(Items from a data source)
========

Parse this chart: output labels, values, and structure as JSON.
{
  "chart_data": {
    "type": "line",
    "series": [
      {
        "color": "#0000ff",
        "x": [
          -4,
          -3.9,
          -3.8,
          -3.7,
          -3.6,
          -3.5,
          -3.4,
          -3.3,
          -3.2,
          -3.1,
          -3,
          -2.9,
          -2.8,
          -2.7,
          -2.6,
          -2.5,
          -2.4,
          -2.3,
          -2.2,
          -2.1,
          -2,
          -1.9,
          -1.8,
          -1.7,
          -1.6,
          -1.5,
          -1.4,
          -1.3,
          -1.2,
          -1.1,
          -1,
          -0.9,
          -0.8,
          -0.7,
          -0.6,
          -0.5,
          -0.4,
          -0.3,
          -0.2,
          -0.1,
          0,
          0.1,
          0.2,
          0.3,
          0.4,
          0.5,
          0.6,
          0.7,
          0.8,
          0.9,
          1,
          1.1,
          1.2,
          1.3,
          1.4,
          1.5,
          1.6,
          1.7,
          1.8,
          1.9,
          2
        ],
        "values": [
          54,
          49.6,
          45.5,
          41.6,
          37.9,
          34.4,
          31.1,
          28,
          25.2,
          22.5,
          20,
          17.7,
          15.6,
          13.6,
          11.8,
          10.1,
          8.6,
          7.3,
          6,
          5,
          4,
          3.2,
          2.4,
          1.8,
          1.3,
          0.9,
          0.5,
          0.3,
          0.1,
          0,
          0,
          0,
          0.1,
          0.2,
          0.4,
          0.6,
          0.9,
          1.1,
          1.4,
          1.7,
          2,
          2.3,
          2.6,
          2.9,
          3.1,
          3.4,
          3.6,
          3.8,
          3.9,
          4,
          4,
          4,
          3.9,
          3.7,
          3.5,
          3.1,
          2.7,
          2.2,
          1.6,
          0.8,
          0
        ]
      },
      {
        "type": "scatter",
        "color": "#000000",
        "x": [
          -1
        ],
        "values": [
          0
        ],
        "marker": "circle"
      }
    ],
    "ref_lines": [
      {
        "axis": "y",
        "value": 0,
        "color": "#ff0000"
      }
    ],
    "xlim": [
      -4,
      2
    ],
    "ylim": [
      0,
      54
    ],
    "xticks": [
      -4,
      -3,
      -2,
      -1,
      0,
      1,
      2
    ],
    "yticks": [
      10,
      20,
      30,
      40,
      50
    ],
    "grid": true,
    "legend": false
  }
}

========

--- Task prompt ---
Every entry must be quoted exactly as it appears above.

--- Final result ---
Parse this chart: output labels, values, and structure as JSON.
{
  "chart_data": {
    "type": "line",
    "series": [
      {
        "color": "#0000ff",
        "x": [
          -4,
          -3.9,
          -3.8,
          -3.7,
          -3.6,
          -3.5,
          -3.4,
          -3.3,
          -3.2,
          -3.1,
          -3,
          -2.9,
          -2.8,
          -2.7,
          -2.6,
          -2.5,
          -2.4,
          -2.3,
          -2.2,
          -2.1,
          -2,
          -1.9,
          -1.8,
          -1.7,
          -1.6,
          -1.5,
          -1.4,
          -1.3,
          -1.2,
          -1.1,
          -1,
          -0.9,
          -0.8,
          -0.7,
          -0.6,
          -0.5,
          -0.4,
          -0.3,
          -0.2,
          -0.1,
          0,
          0.1,
          0.2,
          0.3,
          0.4,
          0.5,
          0.6,
          0.7,
          0.8,
          0.9,
          1,
          1.1,
          1.2,
          1.3,
          1.4,
          1.5,
          1.6,
          1.7,
          1.8,
          1.9,
          2
        ],
        "values": [
          54,
          49.6,
          45.5,
          41.6,
          37.9,
          34.4,
          31.1,
          28,
          25.2,
          22.5,
          20,
          17.7,
          15.6,
          13.6,
          11.8,
          10.1,
          8.6,
          7.3,
          6,
          5,
          4,
          3.2,
          2.4,
          1.8,
          1.3,
          0.9,
          0.5,
          0.3,
          0.1,
          0,
          0,
          0,
          0.1,
          0.2,
          0.4,
          0.6,
          0.9,
          1.1,
          1.4,
          1.7,
          2,
          2.3,
          2.6,
          2.9,
          3.1,
          3.4,
          3.6,
          3.8,
          3.9,
          4,
          4,
          4,
          3.9,
          3.7,
          3.5,
          3.1,
          2.7,
          2.2,
          1.6,
          0.8,
          0
        ]
      },
      {
        "type": "scatter",
        "color": "#000000",
        "x": [
          -1
        ],
        "values": [
          0
        ],
        "marker": "circle"
      }
    ],
    "ref_lines": [
      {
        "axis": "y",
        "value": 0,
        "color": "#ff0000"
      }
    ],
    "xlim": [
      -4,
      2
    ],
    "ylim": [
      0,
      54
    ],
    "xticks": [
      -4,
      -3,
      -2,
      -1,
      0,
      1,
      2
    ],
    "yticks": [
      10,
      20,
      30,
      40,
      50
    ],
    "grid": true,
    "legend": false
  }
}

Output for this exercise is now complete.